→ To be done
Would you transcribe the listing that follows, character for character, and omit its images?

*-*-*

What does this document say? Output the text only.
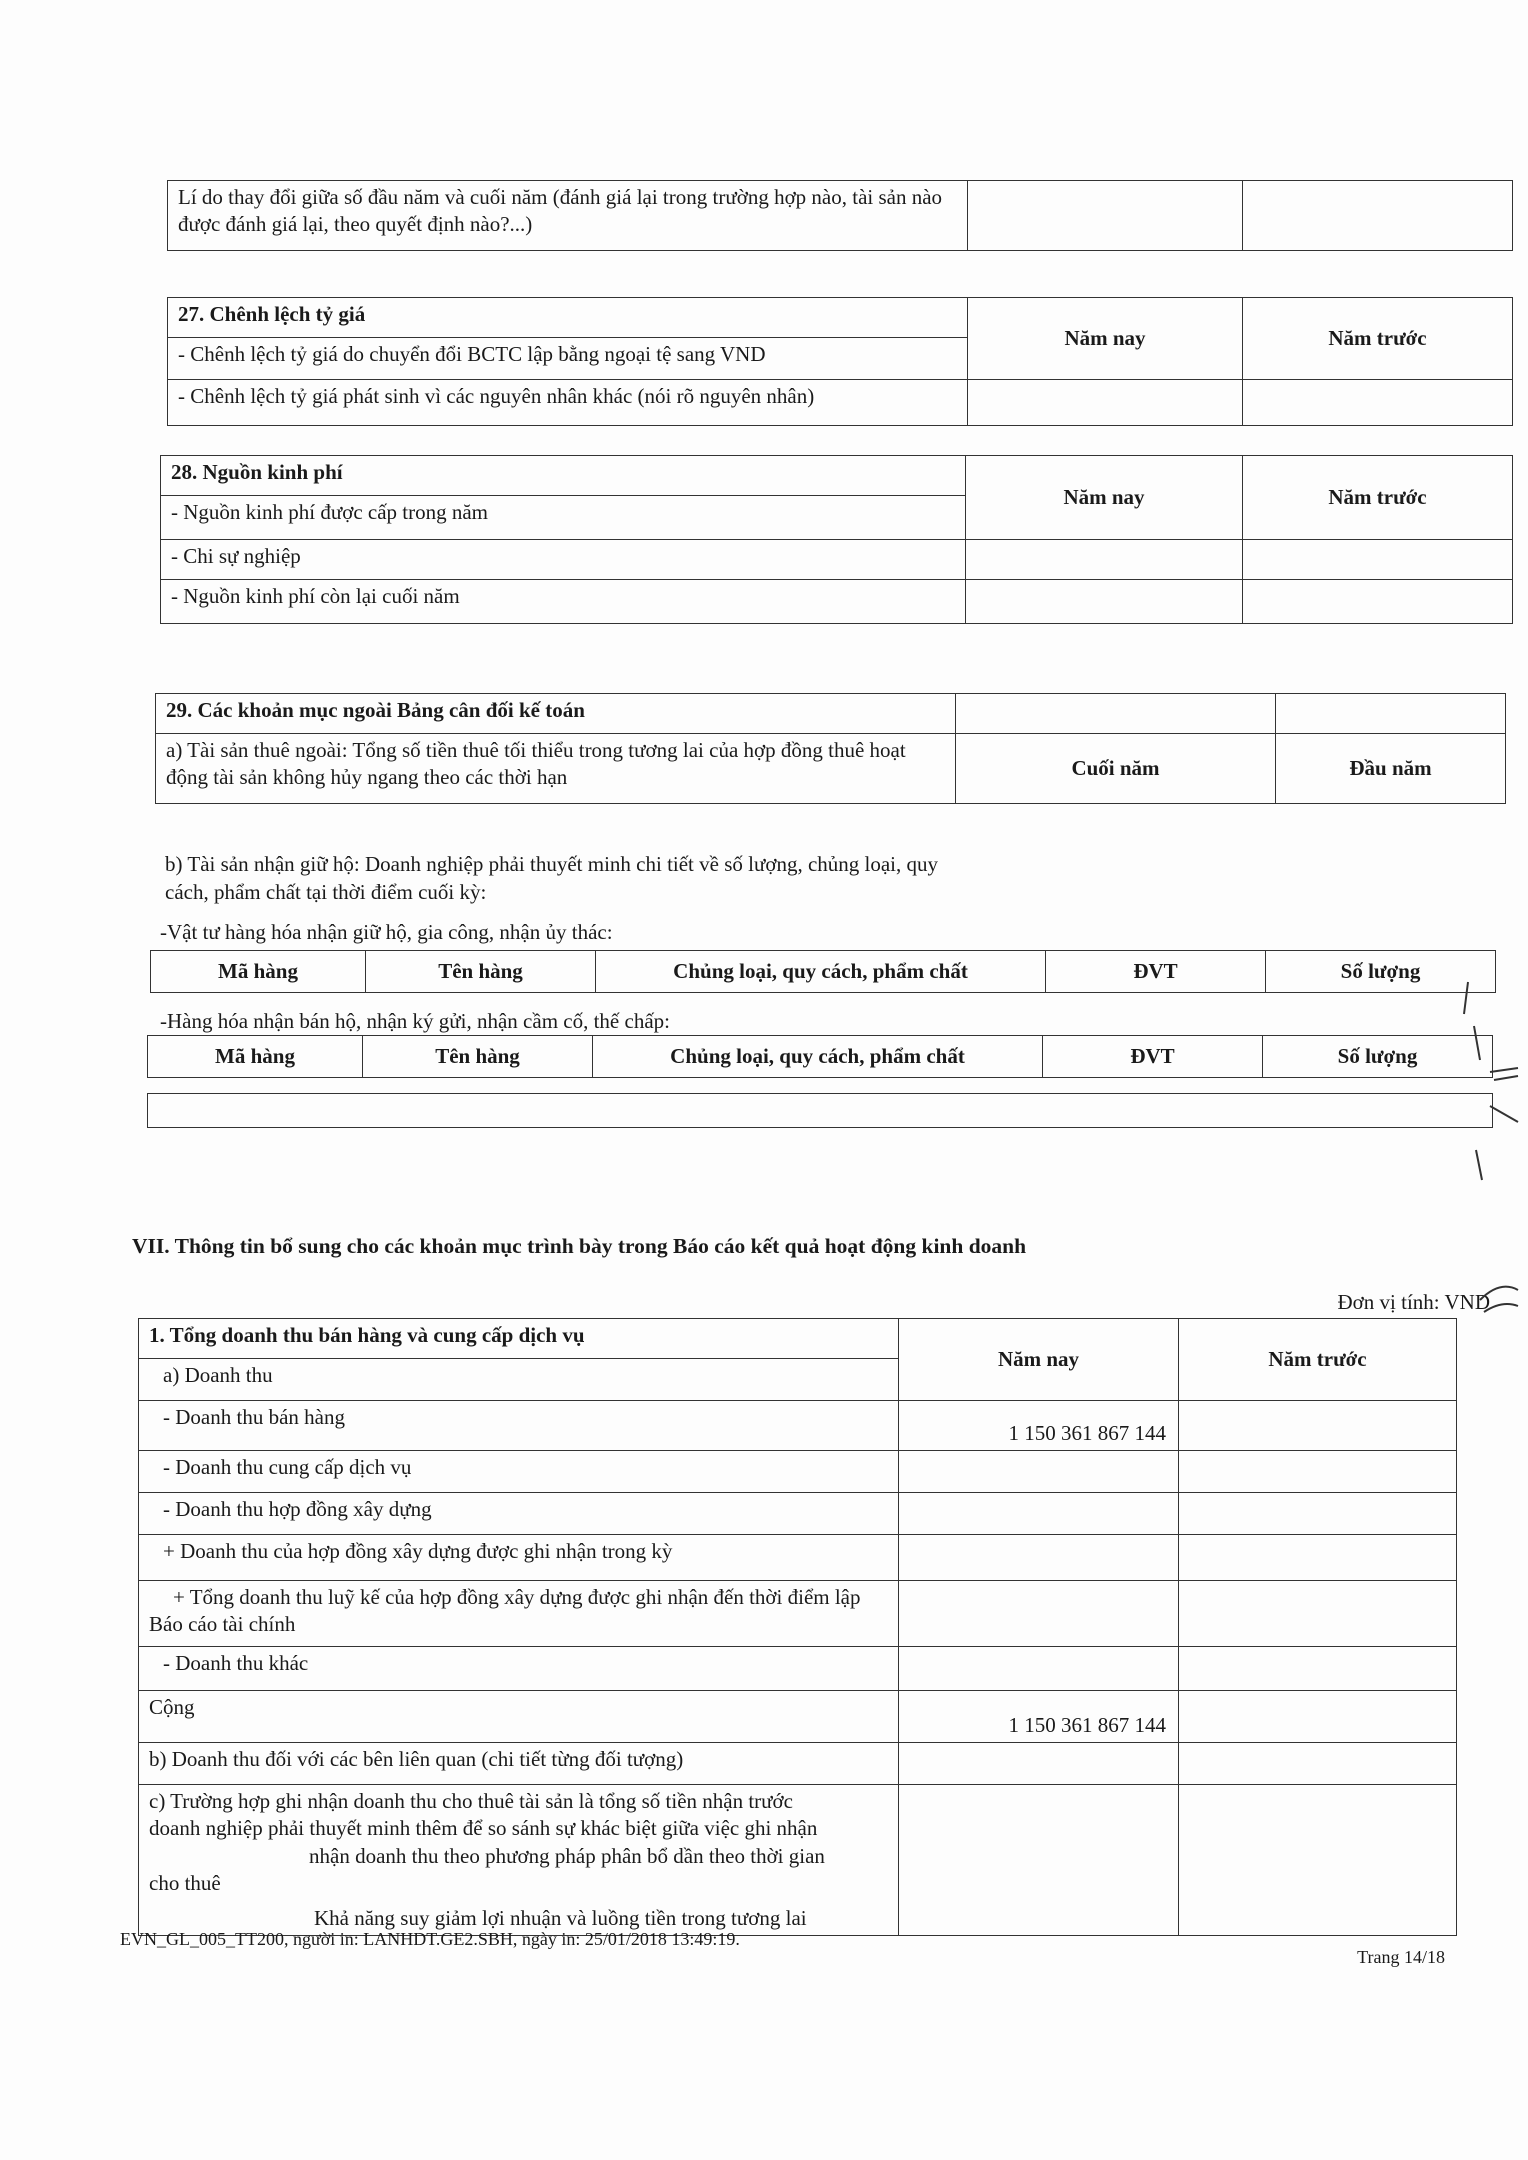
Lí do thay đổi giữa số đầu năm và cuối năm (đánh giá lại trong trường hợp nào, tài sản nào được đánh giá lại, theo quyết định nào?...)		
27. Chênh lệch tỷ giá	Năm nay	Năm trước
- Chênh lệch tỷ giá do chuyển đổi BCTC lập bằng ngoại tệ sang VND		
- Chênh lệch tỷ giá phát sinh vì các nguyên nhân khác (nói rõ nguyên nhân)		
28. Nguồn kinh phí	Năm nay	Năm trước
- Nguồn kinh phí được cấp trong năm		
- Chi sự nghiệp		
- Nguồn kinh phí còn lại cuối năm		
29. Các khoản mục ngoài Bảng cân đối kế toán		
a) Tài sản thuê ngoài: Tổng số tiền thuê tối thiểu trong tương lai của hợp đồng thuê hoạt động tài sản không hủy ngang theo các thời hạn	Cuối năm	Đầu năm
b) Tài sản nhận giữ hộ: Doanh nghiệp phải thuyết minh chi tiết về số lượng, chủng loại, quy cách, phẩm chất tại thời điểm cuối kỳ:
-Vật tư hàng hóa nhận giữ hộ, gia công, nhận ủy thác:
Mã hàng	Tên hàng	Chủng loại, quy cách, phẩm chất	ĐVT	Số lượng
-Hàng hóa nhận bán hộ, nhận ký gửi, nhận cầm cố, thế chấp:
Mã hàng	Tên hàng	Chủng loại, quy cách, phẩm chất	ĐVT	Số lượng

VII. Thông tin bổ sung cho các khoản mục trình bày trong Báo cáo kết quả hoạt động kinh doanh
Đơn vị tính: VND
1. Tổng doanh thu bán hàng và cung cấp dịch vụ	Năm nay	Năm trước
a) Doanh thu		
- Doanh thu bán hàng	1 150 361 867 144	
- Doanh thu cung cấp dịch vụ		
- Doanh thu hợp đồng xây dựng		
+ Doanh thu của hợp đồng xây dựng được ghi nhận trong kỳ		
+ Tổng doanh thu luỹ kế của hợp đồng xây dựng được ghi nhận đến thời điểm lập Báo cáo tài chính		
- Doanh thu khác		
Cộng	1 150 361 867 144	
b) Doanh thu đối với các bên liên quan (chi tiết từng đối tượng)		

c) Trường hợp ghi nhận doanh thu cho thuê tài sản là tổng số tiền nhận trước
doanh nghiệp phải thuyết minh thêm để so sánh sự khác biệt giữa việc ghi nhận
nhận doanh thu theo phương pháp phân bổ dần theo thời gian
cho thuê
Khả năng suy giảm lợi nhuận và luồng tiền trong tương lai		

EVN_GL_005_TT200, người in: LANHDT.GE2.SBH, ngày in: 25/01/2018 13:49:19.
Trang 14/18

*-*-*

→ Result
What does this document say? Output the text only.
Lí do thay đổi giữa số đầu năm và cuối năm (đánh giá lại trong trường hợp nào, tài sản nào được đánh giá lại, theo quyết định nào?...)		
27. Chênh lệch tỷ giá	Năm nay	Năm trước
- Chênh lệch tỷ giá do chuyển đổi BCTC lập bằng ngoại tệ sang VND		
- Chênh lệch tỷ giá phát sinh vì các nguyên nhân khác (nói rõ nguyên nhân)		
28. Nguồn kinh phí	Năm nay	Năm trước
- Nguồn kinh phí được cấp trong năm		
- Chi sự nghiệp		
- Nguồn kinh phí còn lại cuối năm		
29. Các khoản mục ngoài Bảng cân đối kế toán		
a) Tài sản thuê ngoài: Tổng số tiền thuê tối thiểu trong tương lai của hợp đồng thuê hoạt động tài sản không hủy ngang theo các thời hạn	Cuối năm	Đầu năm
b) Tài sản nhận giữ hộ: Doanh nghiệp phải thuyết minh chi tiết về số lượng, chủng loại, quy cách, phẩm chất tại thời điểm cuối kỳ:
-Vật tư hàng hóa nhận giữ hộ, gia công, nhận ủy thác:
Mã hàng	Tên hàng	Chủng loại, quy cách, phẩm chất	ĐVT	Số lượng
-Hàng hóa nhận bán hộ, nhận ký gửi, nhận cầm cố, thế chấp:
Mã hàng	Tên hàng	Chủng loại, quy cách, phẩm chất	ĐVT	Số lượng

VII. Thông tin bổ sung cho các khoản mục trình bày trong Báo cáo kết quả hoạt động kinh doanh
Đơn vị tính: VND
1. Tổng doanh thu bán hàng và cung cấp dịch vụ	Năm nay	Năm trước
a) Doanh thu		
- Doanh thu bán hàng	1 150 361 867 144	
- Doanh thu cung cấp dịch vụ		
- Doanh thu hợp đồng xây dựng		
+ Doanh thu của hợp đồng xây dựng được ghi nhận trong kỳ		
+ Tổng doanh thu luỹ kế của hợp đồng xây dựng được ghi nhận đến thời điểm lập Báo cáo tài chính		
- Doanh thu khác		
Cộng	1 150 361 867 144	
b) Doanh thu đối với các bên liên quan (chi tiết từng đối tượng)		

c) Trường hợp ghi nhận doanh thu cho thuê tài sản là tổng số tiền nhận trước
doanh nghiệp phải thuyết minh thêm để so sánh sự khác biệt giữa việc ghi nhận
nhận doanh thu theo phương pháp phân bổ dần theo thời gian
cho thuê
Khả năng suy giảm lợi nhuận và luồng tiền trong tương lai		

EVN_GL_005_TT200, người in: LANHDT.GE2.SBH, ngày in: 25/01/2018 13:49:19.
Trang 14/18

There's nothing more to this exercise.